▶ WORK REQUIRED
Copy every record exactly, and keep the pictures out.

────────

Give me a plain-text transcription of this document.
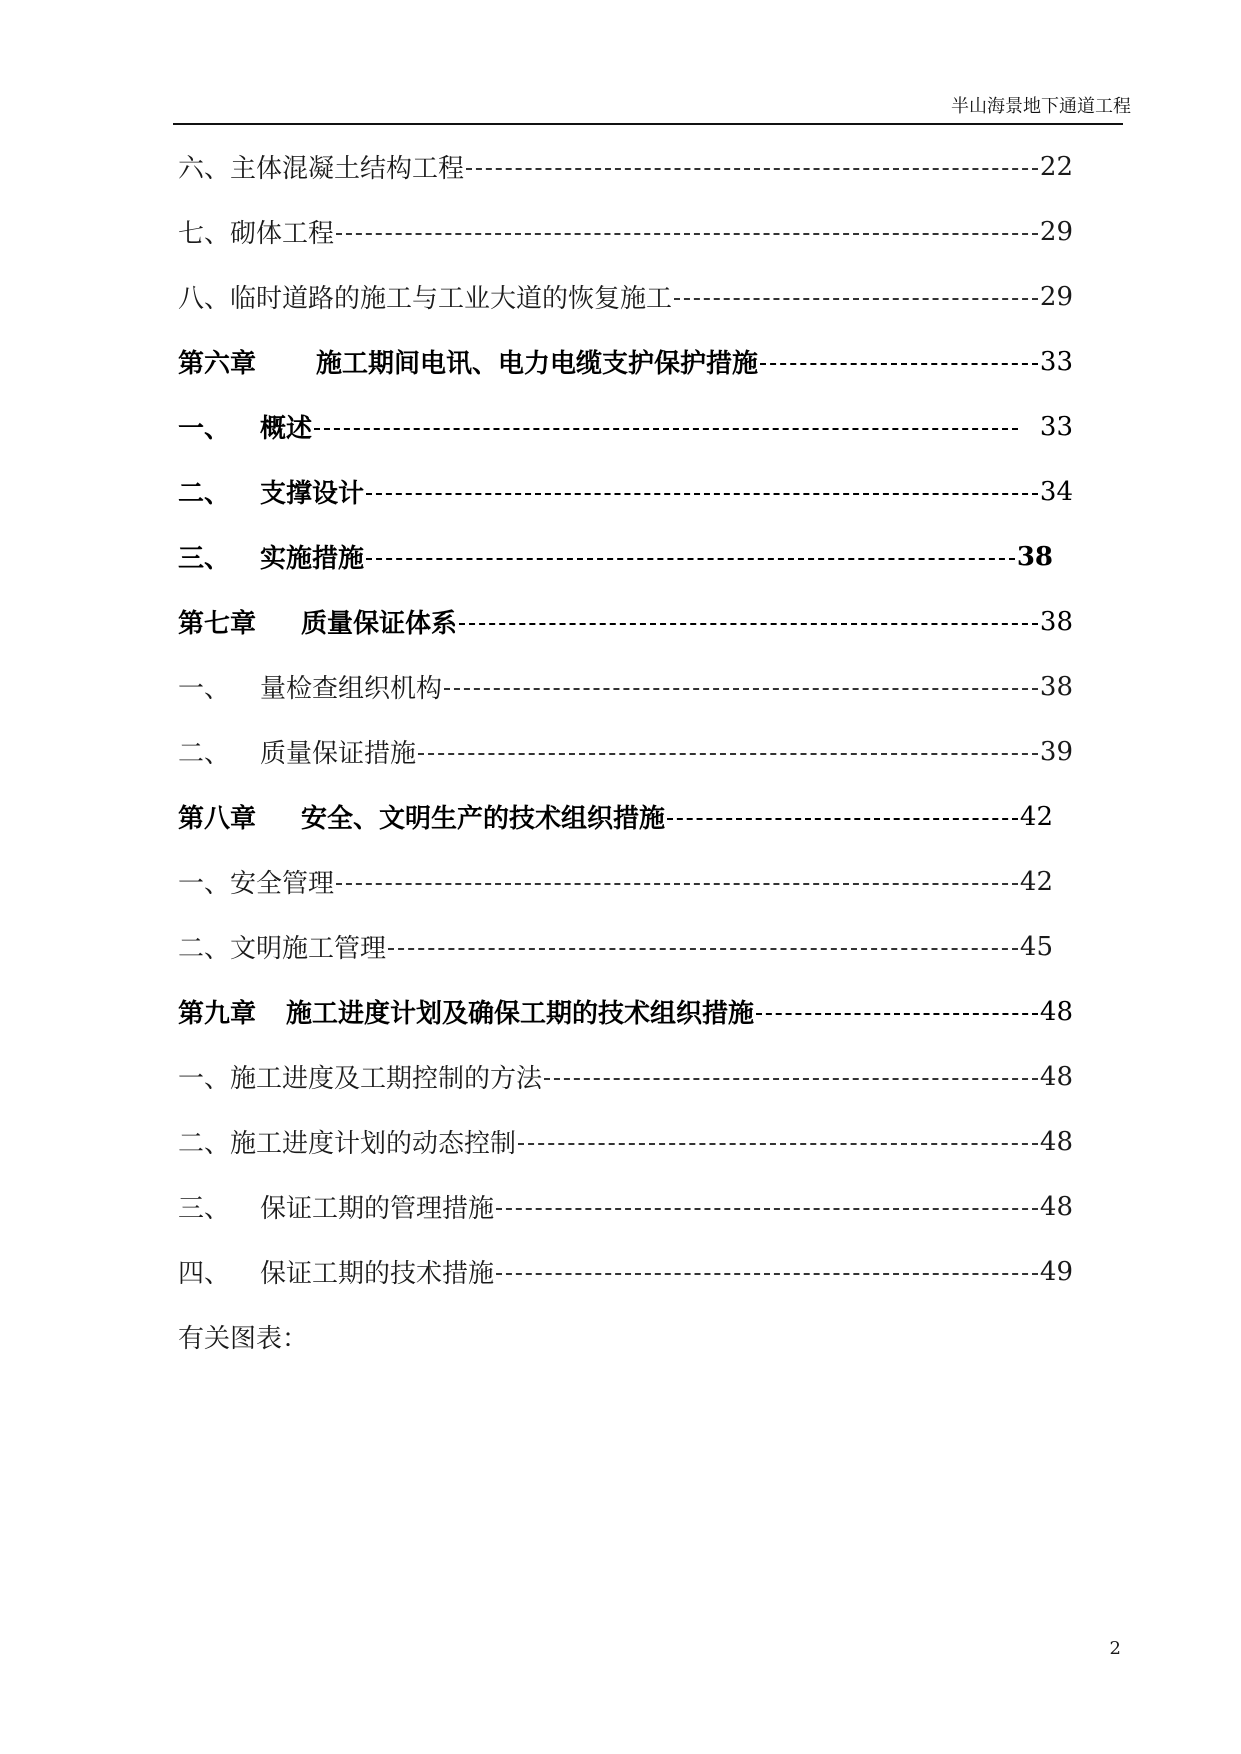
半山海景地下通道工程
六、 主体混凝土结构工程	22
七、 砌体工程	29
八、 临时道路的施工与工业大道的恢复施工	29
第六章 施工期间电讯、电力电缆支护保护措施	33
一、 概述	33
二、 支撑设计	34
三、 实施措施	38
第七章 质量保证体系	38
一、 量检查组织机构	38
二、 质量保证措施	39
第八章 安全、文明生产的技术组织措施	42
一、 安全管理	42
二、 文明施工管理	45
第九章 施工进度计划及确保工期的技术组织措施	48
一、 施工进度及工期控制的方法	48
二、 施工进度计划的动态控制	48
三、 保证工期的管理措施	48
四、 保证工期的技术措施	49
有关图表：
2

────────

▶ PROBLEM SOLUTION
Give me a plain-text transcription of this document.
半山海景地下通道工程
六、 主体混凝土结构工程	22
七、 砌体工程	29
八、 临时道路的施工与工业大道的恢复施工	29
第六章 施工期间电讯、电力电缆支护保护措施	33
一、 概述	33
二、 支撑设计	34
三、 实施措施	38
第七章 质量保证体系	38
一、 量检查组织机构	38
二、 质量保证措施	39
第八章 安全、文明生产的技术组织措施	42
一、 安全管理	42
二、 文明施工管理	45
第九章 施工进度计划及确保工期的技术组织措施	48
一、 施工进度及工期控制的方法	48
二、 施工进度计划的动态控制	48
三、 保证工期的管理措施	48
四、 保证工期的技术措施	49
有关图表：
2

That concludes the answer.